= What you should do =
Check every line below for the word "Resident" and copy the ones that have it.

-- BEGIN Data excerpts --

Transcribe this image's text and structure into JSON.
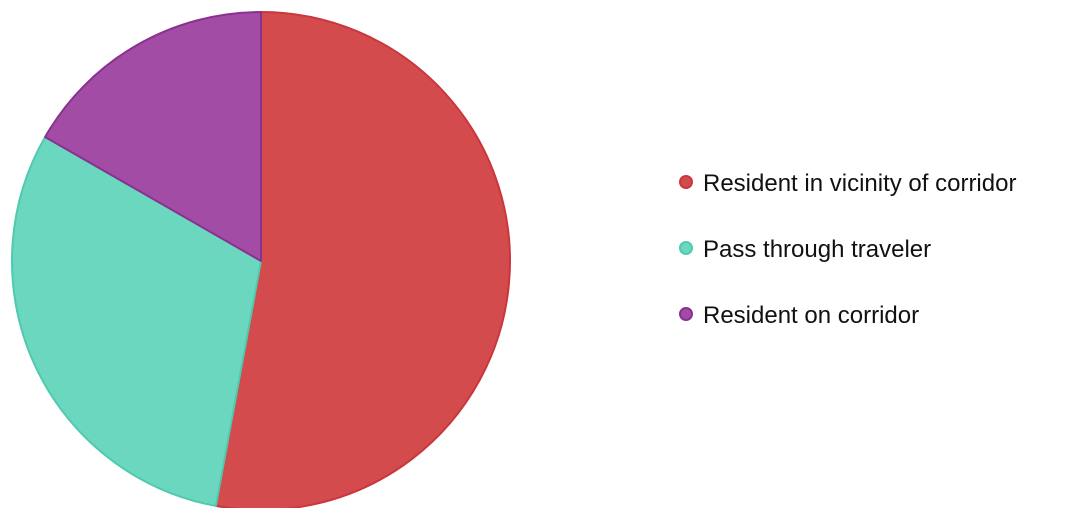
{
  "chart_data": {
    "type": "pie",
    "title": "",
    "legend_position": "right",
    "slices": [
      {
        "label": "Resident in vicinity of corridor",
        "value": 52.9,
        "color": "#d44b4e",
        "stroke": "#c9373c"
      },
      {
        "label": "Pass through traveler",
        "value": 30.4,
        "color": "#6cd7bf",
        "stroke": "#4fcaae"
      },
      {
        "label": "Resident on corridor",
        "value": 16.7,
        "color": "#a24ca6",
        "stroke": "#8a3190"
      }
    ]
  }
}
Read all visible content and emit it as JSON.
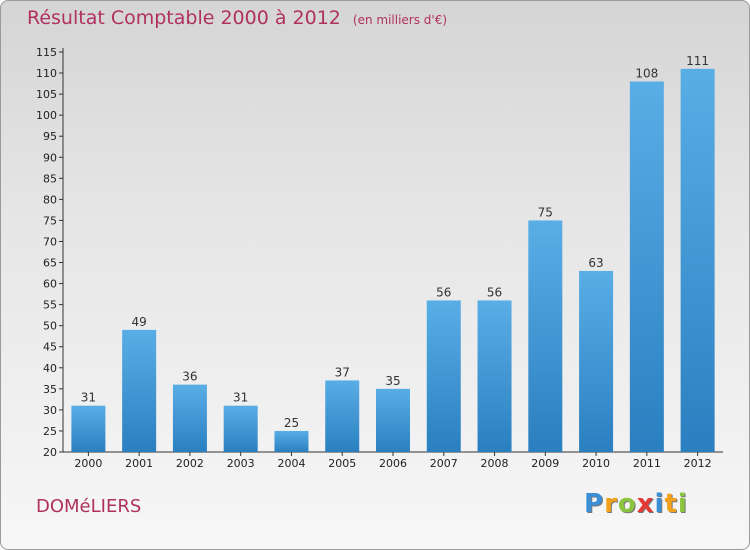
{
  "chart_data": {
    "type": "bar",
    "title": "Résultat Comptable 2000 à 2012",
    "subtitle": "(en milliers d'€)",
    "categories": [
      "2000",
      "2001",
      "2002",
      "2003",
      "2004",
      "2005",
      "2006",
      "2007",
      "2008",
      "2009",
      "2010",
      "2011",
      "2012"
    ],
    "values": [
      31,
      49,
      36,
      31,
      25,
      37,
      35,
      56,
      56,
      75,
      63,
      108,
      111
    ],
    "ylim": [
      20,
      115
    ],
    "yticks": [
      20,
      25,
      30,
      35,
      40,
      45,
      50,
      55,
      60,
      65,
      70,
      75,
      80,
      85,
      90,
      95,
      100,
      105,
      110,
      115
    ],
    "xlabel": "",
    "ylabel": "",
    "grid": false,
    "bar_color_top": "#5aaee6",
    "bar_color_bottom": "#2a7fc0"
  },
  "place": "DOMéLIERS",
  "logo": {
    "letters": [
      "P",
      "r",
      "o",
      "x",
      "i",
      "t",
      "i"
    ],
    "colors": [
      "#3a8fd6",
      "#f3a21a",
      "#8bc540",
      "#e53935",
      "#3a8fd6",
      "#f3a21a",
      "#8bc540"
    ]
  }
}
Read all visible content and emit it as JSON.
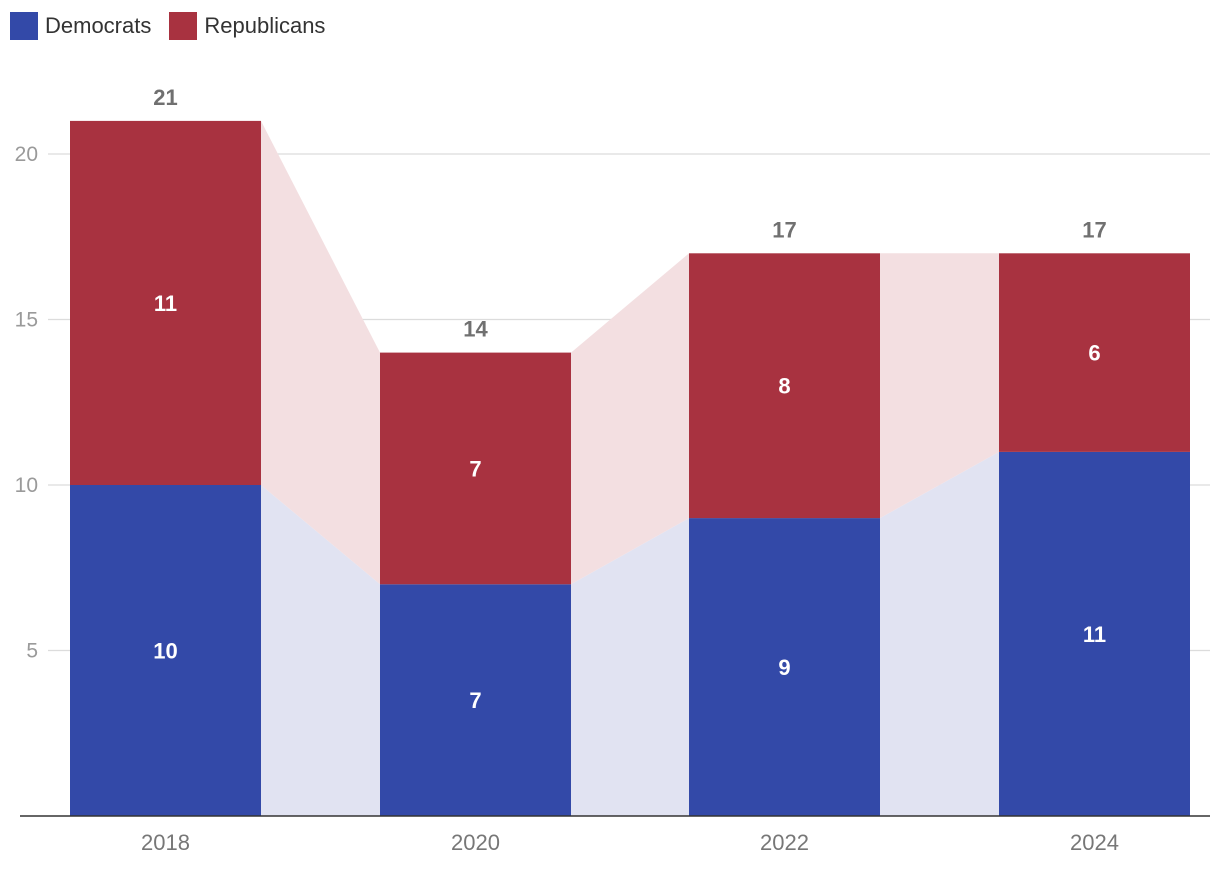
{
  "chart_data": {
    "type": "bar",
    "stacked": true,
    "categories": [
      "2018",
      "2020",
      "2022",
      "2024"
    ],
    "series": [
      {
        "name": "Democrats",
        "values": [
          10,
          7,
          9,
          11
        ],
        "color": "#3349a8"
      },
      {
        "name": "Republicans",
        "values": [
          11,
          7,
          8,
          6
        ],
        "color": "#a83240"
      }
    ],
    "totals": [
      21,
      14,
      17,
      17
    ],
    "connector_colors": {
      "Democrats": "#e1e3f2",
      "Republicans": "#f3dfe1"
    },
    "y_ticks": [
      5,
      10,
      15,
      20
    ],
    "ylim": [
      0,
      22
    ],
    "grid": true,
    "legend_position": "top-left"
  }
}
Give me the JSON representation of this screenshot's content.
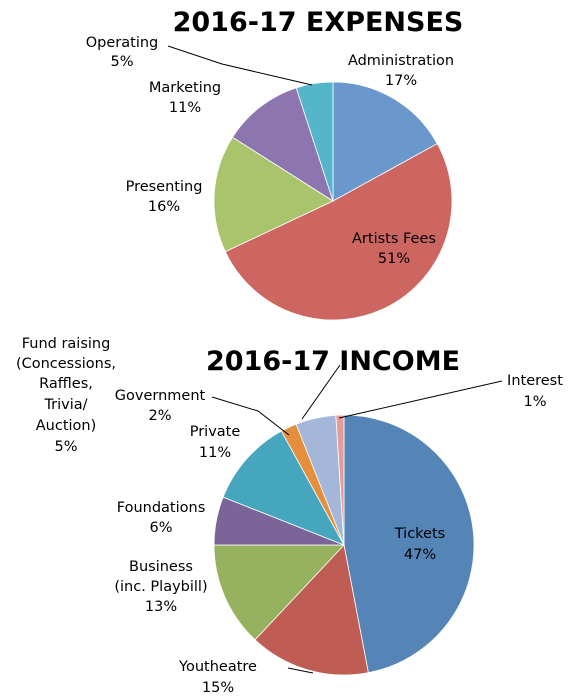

-- END Data excerpts --

= Task response =
        "label": "Resident in vicinity of corridor",
        "label": "Resident on corridor",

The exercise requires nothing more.